:: TEXTAUSZUG ::
----

Rz. 246

Da nach den Ausführungen in Rz. 6ff. weder das nationale Recht noch das EU-Recht ein allgemeines Verbot der Doppelbesteuerung enthält, ist eine Vorschrift, die zu einem Treaty Override führt, grundsätzlich wirksam. Sie verstößt allein aus dem Grund, dass sie ein Treaty Override enthält, weder gegen höherrangiges nationales Recht noch gegen EU-Recht. Der gegenteiligen Ansicht des BFH in dem Vorlagebeschluss v. 11.12.2013[1] dürfte angesichts der zwischenzeitlichen Rspr. des BVerfG, die ein Treaty Override nahezu uneingeschränkt für zulässig erklärt hat, nicht zu folgen sein (grundsätzlich hierzu Rz. 3ff.). In Betracht kommt nur ein spezieller Verstoß gegen die Grundrechte des GG. Da nach den obigen Ausführungen (Rz. 243) jedenfalls im Grundsatz davon auszugehen ist, dass § 50d Abs. 10 EStG zu einer Doppelbesteuerung in grenzüberschreitenden Fällen führt, könnte aus diesem Grund ein Eingriff in Grundrechte des benachteiligten Gesellschafters vorliegen.

----

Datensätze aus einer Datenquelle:
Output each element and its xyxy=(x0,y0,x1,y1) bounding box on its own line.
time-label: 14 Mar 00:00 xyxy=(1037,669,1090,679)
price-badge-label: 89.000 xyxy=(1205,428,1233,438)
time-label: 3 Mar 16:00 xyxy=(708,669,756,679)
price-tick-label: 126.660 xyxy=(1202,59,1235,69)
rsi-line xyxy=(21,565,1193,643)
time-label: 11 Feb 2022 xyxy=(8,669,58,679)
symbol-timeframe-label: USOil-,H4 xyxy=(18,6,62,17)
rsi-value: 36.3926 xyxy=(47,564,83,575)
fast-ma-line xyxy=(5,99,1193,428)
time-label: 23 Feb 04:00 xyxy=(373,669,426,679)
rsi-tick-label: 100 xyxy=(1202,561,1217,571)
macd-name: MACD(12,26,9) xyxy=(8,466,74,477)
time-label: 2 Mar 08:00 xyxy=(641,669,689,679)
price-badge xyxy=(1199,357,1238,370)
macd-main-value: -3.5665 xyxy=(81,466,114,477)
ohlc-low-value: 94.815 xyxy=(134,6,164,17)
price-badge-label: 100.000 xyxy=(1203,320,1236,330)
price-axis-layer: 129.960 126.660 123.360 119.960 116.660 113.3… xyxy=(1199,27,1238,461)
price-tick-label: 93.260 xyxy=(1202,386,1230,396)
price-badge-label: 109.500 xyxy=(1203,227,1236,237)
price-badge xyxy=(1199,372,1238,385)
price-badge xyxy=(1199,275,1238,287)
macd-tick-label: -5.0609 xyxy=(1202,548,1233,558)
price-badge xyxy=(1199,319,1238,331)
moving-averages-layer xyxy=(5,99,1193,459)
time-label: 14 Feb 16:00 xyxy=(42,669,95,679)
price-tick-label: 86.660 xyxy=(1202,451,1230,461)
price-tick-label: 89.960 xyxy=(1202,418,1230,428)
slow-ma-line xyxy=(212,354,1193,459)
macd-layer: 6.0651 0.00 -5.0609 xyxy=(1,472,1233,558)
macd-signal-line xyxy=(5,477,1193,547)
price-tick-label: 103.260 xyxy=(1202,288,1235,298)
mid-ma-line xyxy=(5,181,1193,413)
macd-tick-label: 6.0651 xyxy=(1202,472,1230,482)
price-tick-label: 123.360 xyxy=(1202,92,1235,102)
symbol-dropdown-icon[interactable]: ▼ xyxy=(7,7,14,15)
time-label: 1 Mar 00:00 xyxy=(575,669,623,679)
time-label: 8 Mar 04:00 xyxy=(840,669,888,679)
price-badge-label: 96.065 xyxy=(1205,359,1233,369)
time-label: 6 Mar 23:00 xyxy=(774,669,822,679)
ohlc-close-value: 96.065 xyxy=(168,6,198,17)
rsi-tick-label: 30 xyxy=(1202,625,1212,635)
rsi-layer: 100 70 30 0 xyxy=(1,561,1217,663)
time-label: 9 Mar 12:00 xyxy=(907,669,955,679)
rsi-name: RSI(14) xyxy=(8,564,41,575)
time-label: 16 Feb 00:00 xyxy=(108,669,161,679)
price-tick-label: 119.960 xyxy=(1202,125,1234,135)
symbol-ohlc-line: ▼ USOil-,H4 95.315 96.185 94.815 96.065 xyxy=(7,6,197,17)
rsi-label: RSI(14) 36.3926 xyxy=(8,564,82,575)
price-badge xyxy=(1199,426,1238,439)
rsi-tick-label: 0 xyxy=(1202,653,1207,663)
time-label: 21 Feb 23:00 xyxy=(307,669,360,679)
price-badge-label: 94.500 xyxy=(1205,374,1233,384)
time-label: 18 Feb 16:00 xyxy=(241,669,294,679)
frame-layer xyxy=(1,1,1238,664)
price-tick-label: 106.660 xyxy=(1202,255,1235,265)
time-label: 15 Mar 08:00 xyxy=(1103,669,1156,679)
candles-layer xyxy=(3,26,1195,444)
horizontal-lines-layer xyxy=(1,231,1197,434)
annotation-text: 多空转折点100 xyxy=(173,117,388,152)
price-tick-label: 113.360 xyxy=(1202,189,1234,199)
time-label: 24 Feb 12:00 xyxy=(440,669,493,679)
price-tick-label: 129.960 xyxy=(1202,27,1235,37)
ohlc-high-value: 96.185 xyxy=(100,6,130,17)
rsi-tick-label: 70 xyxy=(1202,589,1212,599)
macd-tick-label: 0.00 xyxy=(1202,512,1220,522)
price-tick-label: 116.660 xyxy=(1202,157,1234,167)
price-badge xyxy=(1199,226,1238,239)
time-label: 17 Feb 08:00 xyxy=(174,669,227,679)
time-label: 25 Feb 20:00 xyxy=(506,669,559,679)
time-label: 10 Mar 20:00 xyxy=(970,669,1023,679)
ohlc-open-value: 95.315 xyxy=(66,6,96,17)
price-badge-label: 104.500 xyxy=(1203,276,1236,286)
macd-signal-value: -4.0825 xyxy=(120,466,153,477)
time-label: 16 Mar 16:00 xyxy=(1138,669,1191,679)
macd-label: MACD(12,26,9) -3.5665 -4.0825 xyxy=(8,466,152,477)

----

:: GESTELLTE AUFGABE ::
Zitiere den Text zum Treaty Override vollständig und wortgetreu. Maßgeblich ist allein der Text.

:: VOLLSTÄNDIGE ANTWORT ::
Rz. 246

Da nach den Ausführungen in Rz. 6ff. weder das nationale Recht noch das EU-Recht ein allgemeines Verbot der Doppelbesteuerung enthält, ist eine Vorschrift, die zu einem Treaty Override führt, grundsätzlich wirksam. Sie verstößt allein aus dem Grund, dass sie ein Treaty Override enthält, weder gegen höherrangiges nationales Recht noch gegen EU-Recht. Der gegenteiligen Ansicht des BFH in dem Vorlagebeschluss v. 11.12.2013[1] dürfte angesichts der zwischenzeitlichen Rspr. des BVerfG, die ein Treaty Override nahezu uneingeschränkt für zulässig erklärt hat, nicht zu folgen sein (grundsätzlich hierzu Rz. 3ff.). In Betracht kommt nur ein spezieller Verstoß gegen die Grundrechte des GG. Da nach den obigen Ausführungen (Rz. 243) jedenfalls im Grundsatz davon auszugehen ist, dass § 50d Abs. 10 EStG zu einer Doppelbesteuerung in grenzüberschreitenden Fällen führt, könnte aus diesem Grund ein Eingriff in Grundrechte des benachteiligten Gesellschafters vorliegen.